*SET TASK*: In the records that follow, show each line where the word "Rachel" is present.

* begin *

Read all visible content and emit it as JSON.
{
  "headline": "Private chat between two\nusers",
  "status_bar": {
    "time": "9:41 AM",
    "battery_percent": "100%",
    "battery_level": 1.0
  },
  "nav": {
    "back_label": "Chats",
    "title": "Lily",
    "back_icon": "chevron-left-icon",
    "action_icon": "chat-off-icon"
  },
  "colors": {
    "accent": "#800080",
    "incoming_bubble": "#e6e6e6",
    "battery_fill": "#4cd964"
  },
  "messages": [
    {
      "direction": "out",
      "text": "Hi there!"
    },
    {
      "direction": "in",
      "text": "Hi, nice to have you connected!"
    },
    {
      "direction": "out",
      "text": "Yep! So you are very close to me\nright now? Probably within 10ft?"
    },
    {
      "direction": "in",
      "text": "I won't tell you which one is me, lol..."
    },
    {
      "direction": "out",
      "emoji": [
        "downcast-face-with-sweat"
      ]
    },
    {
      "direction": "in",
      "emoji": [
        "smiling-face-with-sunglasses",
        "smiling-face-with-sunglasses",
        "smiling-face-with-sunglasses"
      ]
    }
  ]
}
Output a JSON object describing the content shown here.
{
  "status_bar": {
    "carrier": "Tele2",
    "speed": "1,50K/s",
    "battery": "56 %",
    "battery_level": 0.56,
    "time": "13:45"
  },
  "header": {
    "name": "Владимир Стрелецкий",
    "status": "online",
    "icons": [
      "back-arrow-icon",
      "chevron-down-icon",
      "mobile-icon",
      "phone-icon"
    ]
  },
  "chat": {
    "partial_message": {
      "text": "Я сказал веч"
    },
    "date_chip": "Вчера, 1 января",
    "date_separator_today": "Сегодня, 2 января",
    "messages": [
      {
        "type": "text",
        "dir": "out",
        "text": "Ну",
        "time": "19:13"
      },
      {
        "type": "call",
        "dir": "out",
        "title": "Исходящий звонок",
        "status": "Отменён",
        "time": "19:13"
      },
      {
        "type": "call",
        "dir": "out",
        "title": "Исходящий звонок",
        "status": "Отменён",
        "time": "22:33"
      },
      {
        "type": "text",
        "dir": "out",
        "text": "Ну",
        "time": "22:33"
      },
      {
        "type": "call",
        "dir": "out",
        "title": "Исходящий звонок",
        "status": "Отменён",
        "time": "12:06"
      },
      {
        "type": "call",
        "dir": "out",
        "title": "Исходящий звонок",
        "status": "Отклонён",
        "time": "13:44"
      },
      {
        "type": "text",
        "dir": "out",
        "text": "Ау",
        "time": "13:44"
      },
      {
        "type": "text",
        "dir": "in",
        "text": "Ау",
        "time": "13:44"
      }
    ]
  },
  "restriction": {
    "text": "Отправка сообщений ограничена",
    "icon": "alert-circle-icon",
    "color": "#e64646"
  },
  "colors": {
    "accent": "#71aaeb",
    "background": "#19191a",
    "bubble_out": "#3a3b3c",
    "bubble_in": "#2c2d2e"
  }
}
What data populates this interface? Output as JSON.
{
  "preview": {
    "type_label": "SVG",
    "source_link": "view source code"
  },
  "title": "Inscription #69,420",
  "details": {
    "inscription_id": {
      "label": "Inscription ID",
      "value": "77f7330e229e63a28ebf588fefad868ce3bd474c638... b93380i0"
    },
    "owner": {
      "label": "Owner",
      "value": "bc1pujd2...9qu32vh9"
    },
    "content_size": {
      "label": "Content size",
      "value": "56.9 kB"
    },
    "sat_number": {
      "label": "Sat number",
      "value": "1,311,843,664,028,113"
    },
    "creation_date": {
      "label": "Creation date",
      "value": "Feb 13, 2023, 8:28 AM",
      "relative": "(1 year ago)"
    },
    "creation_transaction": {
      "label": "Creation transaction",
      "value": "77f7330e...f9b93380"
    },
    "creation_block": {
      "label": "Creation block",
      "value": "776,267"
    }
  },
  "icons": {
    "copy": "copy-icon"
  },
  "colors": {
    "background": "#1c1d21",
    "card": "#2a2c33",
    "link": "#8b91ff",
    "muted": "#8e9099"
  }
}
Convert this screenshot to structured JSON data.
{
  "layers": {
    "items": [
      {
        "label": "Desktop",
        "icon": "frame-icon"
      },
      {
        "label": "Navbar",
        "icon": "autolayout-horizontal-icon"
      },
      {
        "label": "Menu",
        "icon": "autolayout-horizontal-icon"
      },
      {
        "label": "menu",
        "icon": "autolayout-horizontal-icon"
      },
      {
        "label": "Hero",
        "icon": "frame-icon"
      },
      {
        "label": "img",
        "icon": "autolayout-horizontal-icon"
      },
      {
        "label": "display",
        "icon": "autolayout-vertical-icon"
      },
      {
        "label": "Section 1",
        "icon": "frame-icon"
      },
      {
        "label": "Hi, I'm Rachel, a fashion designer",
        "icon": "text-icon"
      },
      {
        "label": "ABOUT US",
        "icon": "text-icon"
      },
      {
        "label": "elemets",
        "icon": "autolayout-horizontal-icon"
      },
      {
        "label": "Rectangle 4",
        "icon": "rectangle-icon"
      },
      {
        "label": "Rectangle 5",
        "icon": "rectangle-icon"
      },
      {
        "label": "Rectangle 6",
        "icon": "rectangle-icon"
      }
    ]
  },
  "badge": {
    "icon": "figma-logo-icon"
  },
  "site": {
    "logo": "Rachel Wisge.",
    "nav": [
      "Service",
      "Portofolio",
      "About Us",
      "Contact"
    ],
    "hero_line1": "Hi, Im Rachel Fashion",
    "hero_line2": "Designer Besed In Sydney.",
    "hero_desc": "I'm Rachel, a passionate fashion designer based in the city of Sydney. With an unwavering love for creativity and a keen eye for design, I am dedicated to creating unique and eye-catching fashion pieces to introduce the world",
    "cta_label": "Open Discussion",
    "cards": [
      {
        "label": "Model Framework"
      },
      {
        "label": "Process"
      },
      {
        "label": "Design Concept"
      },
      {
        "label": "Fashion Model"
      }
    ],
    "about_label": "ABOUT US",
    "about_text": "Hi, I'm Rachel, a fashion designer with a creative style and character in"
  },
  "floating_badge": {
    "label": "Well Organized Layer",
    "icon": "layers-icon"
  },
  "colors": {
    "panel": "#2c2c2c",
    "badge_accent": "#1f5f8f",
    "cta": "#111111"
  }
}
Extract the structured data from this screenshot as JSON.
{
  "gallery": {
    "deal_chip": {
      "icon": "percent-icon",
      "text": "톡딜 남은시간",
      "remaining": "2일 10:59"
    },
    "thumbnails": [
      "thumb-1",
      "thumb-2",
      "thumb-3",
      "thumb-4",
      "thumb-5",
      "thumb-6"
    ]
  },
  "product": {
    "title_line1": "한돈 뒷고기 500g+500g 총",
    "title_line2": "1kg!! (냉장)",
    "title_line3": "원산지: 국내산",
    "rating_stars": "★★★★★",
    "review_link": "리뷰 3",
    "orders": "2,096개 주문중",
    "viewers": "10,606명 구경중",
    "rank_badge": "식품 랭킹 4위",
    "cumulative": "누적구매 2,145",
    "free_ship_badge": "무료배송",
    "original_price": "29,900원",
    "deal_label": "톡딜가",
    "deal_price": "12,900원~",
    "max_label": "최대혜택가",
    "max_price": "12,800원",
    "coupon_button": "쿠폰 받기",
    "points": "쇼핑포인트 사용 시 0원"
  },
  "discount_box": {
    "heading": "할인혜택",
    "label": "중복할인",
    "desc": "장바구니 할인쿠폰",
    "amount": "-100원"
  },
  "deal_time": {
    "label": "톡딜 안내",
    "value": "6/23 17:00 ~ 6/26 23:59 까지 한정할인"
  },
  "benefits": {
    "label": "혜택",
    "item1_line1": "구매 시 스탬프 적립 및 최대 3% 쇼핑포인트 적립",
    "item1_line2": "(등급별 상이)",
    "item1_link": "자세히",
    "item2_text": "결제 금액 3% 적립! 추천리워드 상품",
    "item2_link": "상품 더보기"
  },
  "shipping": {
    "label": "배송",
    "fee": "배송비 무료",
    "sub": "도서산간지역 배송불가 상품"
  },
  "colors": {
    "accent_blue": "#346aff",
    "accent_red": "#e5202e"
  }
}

* end *

*RESULT BELOW*:
        "label": "Hi, I'm Rachel, a fashion designer",
    "logo": "Rachel Wisge.",
    "hero_line1": "Hi, Im Rachel Fashion",
    "hero_desc": "I'm Rachel, a passionate fashion designer based in the city of Sydney. With an unwavering love for creativity and a keen eye for design, I am dedicated to creating unique and eye-catching fashion pieces to introduce the world",
    "about_text": "Hi, I'm Rachel, a fashion designer with a creative style and character in"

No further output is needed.